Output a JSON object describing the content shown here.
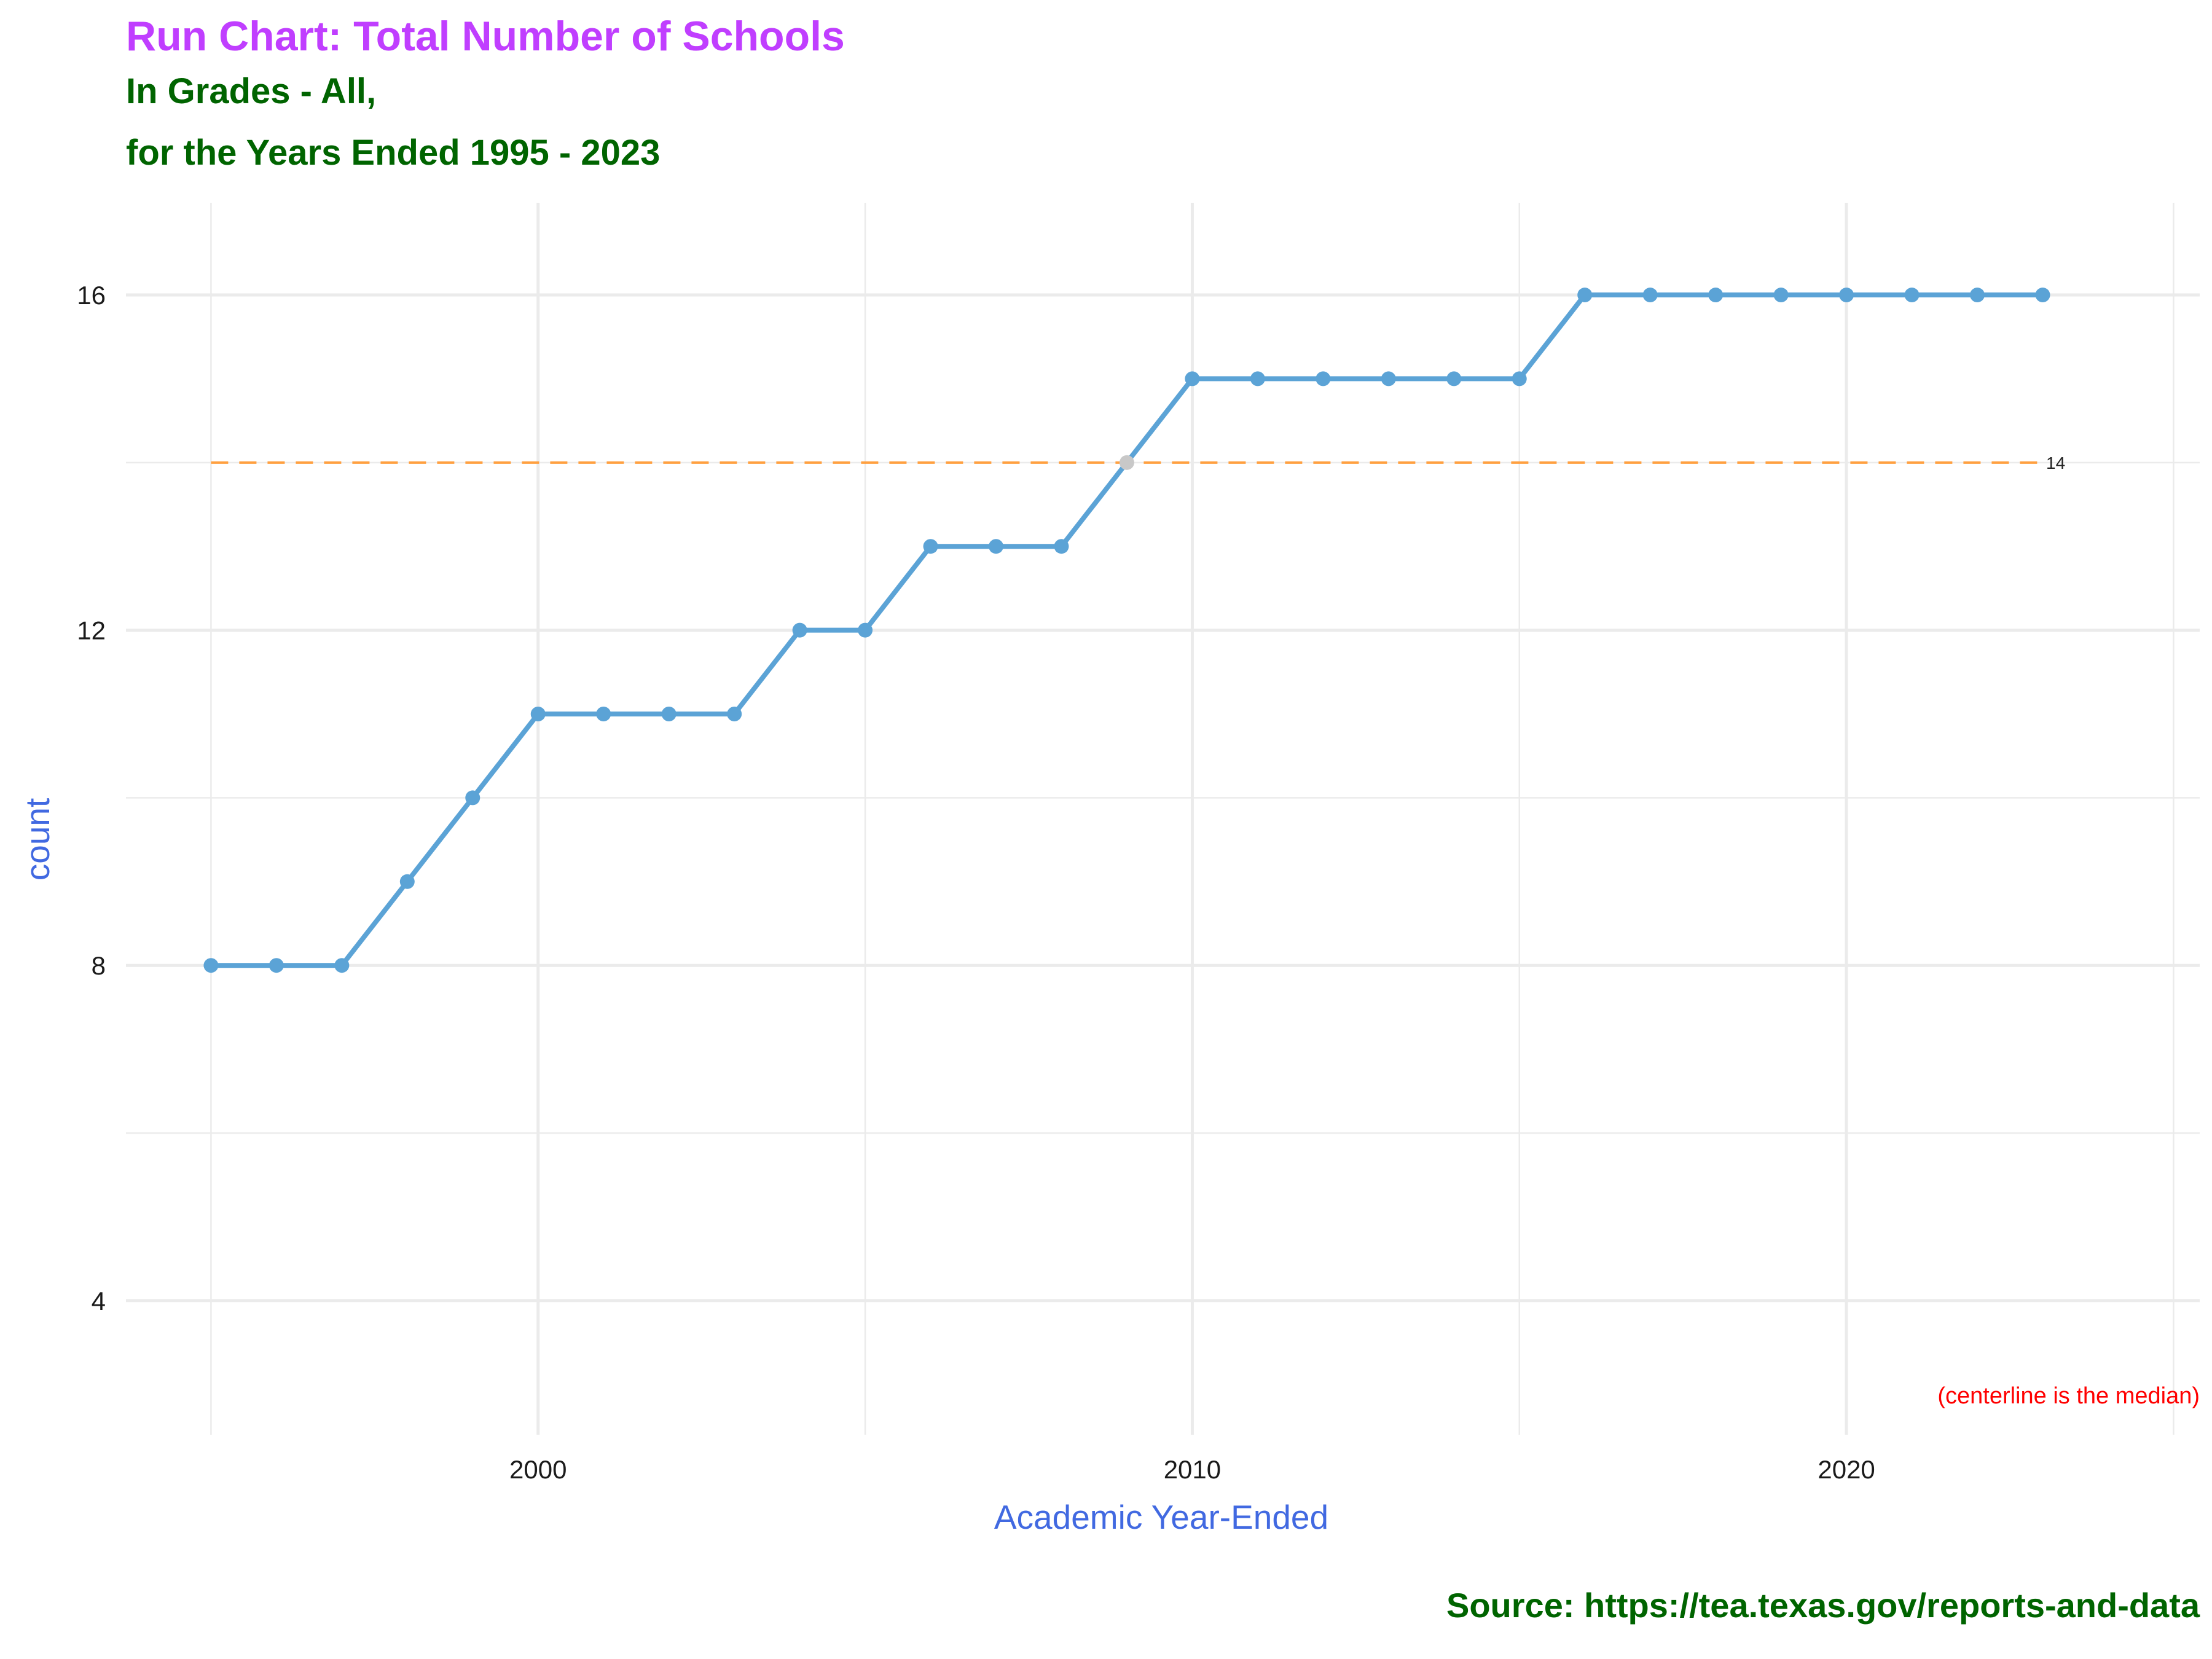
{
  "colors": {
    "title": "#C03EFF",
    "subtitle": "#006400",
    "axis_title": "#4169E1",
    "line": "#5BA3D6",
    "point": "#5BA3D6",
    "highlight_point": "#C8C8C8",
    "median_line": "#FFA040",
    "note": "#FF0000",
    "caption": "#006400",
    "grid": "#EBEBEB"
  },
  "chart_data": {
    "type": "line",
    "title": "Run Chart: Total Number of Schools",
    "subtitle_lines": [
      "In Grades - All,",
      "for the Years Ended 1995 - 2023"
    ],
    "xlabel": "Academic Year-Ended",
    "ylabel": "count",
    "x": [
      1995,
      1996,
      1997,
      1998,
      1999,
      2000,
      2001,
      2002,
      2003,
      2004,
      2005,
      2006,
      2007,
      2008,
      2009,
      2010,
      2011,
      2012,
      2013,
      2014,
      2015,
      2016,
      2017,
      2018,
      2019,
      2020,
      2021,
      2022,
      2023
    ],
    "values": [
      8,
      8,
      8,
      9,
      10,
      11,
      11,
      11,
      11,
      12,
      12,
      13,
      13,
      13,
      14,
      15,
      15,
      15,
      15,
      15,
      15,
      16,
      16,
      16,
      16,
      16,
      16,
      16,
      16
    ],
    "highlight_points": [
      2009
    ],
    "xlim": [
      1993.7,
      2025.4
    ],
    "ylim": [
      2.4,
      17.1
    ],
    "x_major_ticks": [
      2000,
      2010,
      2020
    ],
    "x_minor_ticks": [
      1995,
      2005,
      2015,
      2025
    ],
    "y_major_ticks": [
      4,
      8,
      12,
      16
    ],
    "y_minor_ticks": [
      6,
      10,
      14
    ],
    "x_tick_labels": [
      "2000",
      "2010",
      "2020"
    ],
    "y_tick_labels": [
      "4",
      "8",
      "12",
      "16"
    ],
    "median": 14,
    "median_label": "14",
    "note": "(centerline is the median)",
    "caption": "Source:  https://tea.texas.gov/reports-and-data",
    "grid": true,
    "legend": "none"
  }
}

○ ○ ○ ○

Output the entries above exactly, without their pictures.

Output a JSON object describing the content shown here.
{
  "colors": {
    "title": "#C03EFF",
    "subtitle": "#006400",
    "axis_title": "#4169E1",
    "line": "#5BA3D6",
    "point": "#5BA3D6",
    "highlight_point": "#C8C8C8",
    "median_line": "#FFA040",
    "note": "#FF0000",
    "caption": "#006400",
    "grid": "#EBEBEB"
  },
  "chart_data": {
    "type": "line",
    "title": "Run Chart: Total Number of Schools",
    "subtitle_lines": [
      "In Grades - All,",
      "for the Years Ended 1995 - 2023"
    ],
    "xlabel": "Academic Year-Ended",
    "ylabel": "count",
    "x": [
      1995,
      1996,
      1997,
      1998,
      1999,
      2000,
      2001,
      2002,
      2003,
      2004,
      2005,
      2006,
      2007,
      2008,
      2009,
      2010,
      2011,
      2012,
      2013,
      2014,
      2015,
      2016,
      2017,
      2018,
      2019,
      2020,
      2021,
      2022,
      2023
    ],
    "values": [
      8,
      8,
      8,
      9,
      10,
      11,
      11,
      11,
      11,
      12,
      12,
      13,
      13,
      13,
      14,
      15,
      15,
      15,
      15,
      15,
      15,
      16,
      16,
      16,
      16,
      16,
      16,
      16,
      16
    ],
    "highlight_points": [
      2009
    ],
    "xlim": [
      1993.7,
      2025.4
    ],
    "ylim": [
      2.4,
      17.1
    ],
    "x_major_ticks": [
      2000,
      2010,
      2020
    ],
    "x_minor_ticks": [
      1995,
      2005,
      2015,
      2025
    ],
    "y_major_ticks": [
      4,
      8,
      12,
      16
    ],
    "y_minor_ticks": [
      6,
      10,
      14
    ],
    "x_tick_labels": [
      "2000",
      "2010",
      "2020"
    ],
    "y_tick_labels": [
      "4",
      "8",
      "12",
      "16"
    ],
    "median": 14,
    "median_label": "14",
    "note": "(centerline is the median)",
    "caption": "Source:  https://tea.texas.gov/reports-and-data",
    "grid": true,
    "legend": "none"
  }
}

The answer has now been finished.